**DIRECTIVE:** Images are excluded; otherwise, output every record exactly.

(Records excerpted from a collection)

**********

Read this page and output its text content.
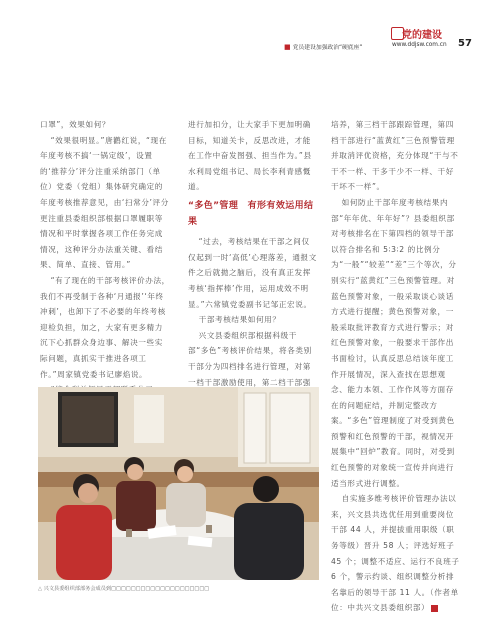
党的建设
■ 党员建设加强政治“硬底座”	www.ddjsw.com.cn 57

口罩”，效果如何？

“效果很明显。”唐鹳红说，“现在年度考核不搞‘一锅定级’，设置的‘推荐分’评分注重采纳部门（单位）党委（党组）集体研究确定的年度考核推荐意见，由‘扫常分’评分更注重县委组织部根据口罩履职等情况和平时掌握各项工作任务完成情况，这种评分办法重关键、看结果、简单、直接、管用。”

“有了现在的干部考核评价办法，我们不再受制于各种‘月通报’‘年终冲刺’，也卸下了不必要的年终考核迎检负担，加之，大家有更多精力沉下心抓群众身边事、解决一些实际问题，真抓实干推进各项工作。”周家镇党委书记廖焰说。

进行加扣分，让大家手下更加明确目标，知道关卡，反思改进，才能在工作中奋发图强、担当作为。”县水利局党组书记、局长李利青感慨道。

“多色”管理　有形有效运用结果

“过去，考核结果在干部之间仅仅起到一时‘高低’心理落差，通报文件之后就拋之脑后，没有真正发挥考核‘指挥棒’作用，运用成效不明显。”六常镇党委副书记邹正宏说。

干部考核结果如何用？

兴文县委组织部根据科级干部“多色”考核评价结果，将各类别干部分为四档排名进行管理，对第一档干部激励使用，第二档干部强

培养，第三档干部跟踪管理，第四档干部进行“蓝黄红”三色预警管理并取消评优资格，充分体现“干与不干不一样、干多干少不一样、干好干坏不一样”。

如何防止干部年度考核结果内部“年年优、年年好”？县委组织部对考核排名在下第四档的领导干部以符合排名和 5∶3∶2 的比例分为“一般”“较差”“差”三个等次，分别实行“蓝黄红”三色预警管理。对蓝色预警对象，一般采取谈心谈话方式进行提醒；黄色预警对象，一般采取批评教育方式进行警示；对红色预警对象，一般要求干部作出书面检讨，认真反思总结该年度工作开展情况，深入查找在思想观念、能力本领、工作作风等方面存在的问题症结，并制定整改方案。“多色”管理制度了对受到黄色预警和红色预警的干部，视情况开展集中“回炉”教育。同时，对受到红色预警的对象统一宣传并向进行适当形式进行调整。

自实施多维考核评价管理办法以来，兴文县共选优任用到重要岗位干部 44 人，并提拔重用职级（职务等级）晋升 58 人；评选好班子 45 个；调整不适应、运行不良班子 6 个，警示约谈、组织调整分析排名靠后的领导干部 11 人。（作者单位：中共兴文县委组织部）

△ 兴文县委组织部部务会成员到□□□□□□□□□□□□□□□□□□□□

**********

**FULL OUTPUT:**
Read this page and output its text content.
党的建设
■ 党员建设加强政治“硬底座”	www.ddjsw.com.cn 57

口罩”，效果如何？

“效果很明显。”唐鹳红说，“现在年度考核不搞‘一锅定级’，设置的‘推荐分’评分注重采纳部门（单位）党委（党组）集体研究确定的年度考核推荐意见，由‘扫常分’评分更注重县委组织部根据口罩履职等情况和平时掌握各项工作任务完成情况，这种评分办法重关键、看结果、简单、直接、管用。”

“有了现在的干部考核评价办法，我们不再受制于各种‘月通报’‘年终冲刺’，也卸下了不必要的年终考核迎检负担，加之，大家有更多精力沉下心抓群众身边事、解决一些实际问题，真抓实干推进各项工作。”周家镇党委书记廖焰说。

进行加扣分，让大家手下更加明确目标，知道关卡，反思改进，才能在工作中奋发图强、担当作为。”县水利局党组书记、局长李利青感慨道。

“多色”管理　有形有效运用结果

“过去，考核结果在干部之间仅仅起到一时‘高低’心理落差，通报文件之后就拋之脑后，没有真正发挥考核‘指挥棒’作用，运用成效不明显。”六常镇党委副书记邹正宏说。

干部考核结果如何用？

兴文县委组织部根据科级干部“多色”考核评价结果，将各类别干部分为四档排名进行管理，对第一档干部激励使用，第二档干部强

培养，第三档干部跟踪管理，第四档干部进行“蓝黄红”三色预警管理并取消评优资格，充分体现“干与不干不一样、干多干少不一样、干好干坏不一样”。

如何防止干部年度考核结果内部“年年优、年年好”？县委组织部对考核排名在下第四档的领导干部以符合排名和 5∶3∶2 的比例分为“一般”“较差”“差”三个等次，分别实行“蓝黄红”三色预警管理。对蓝色预警对象，一般采取谈心谈话方式进行提醒；黄色预警对象，一般采取批评教育方式进行警示；对红色预警对象，一般要求干部作出书面检讨，认真反思总结该年度工作开展情况，深入查找在思想观念、能力本领、工作作风等方面存在的问题症结，并制定整改方案。“多色”管理制度了对受到黄色预警和红色预警的干部，视情况开展集中“回炉”教育。同时，对受到红色预警的对象统一宣传并向进行适当形式进行调整。

自实施多维考核评价管理办法以来，兴文县共选优任用到重要岗位干部 44 人，并提拔重用职级（职务等级）晋升 58 人；评选好班子 45 个；调整不适应、运行不良班子 6 个，警示约谈、组织调整分析排名靠后的领导干部 11 人。（作者单位：中共兴文县委组织部）

△ 兴文县委组织部部务会成员到□□□□□□□□□□□□□□□□□□□□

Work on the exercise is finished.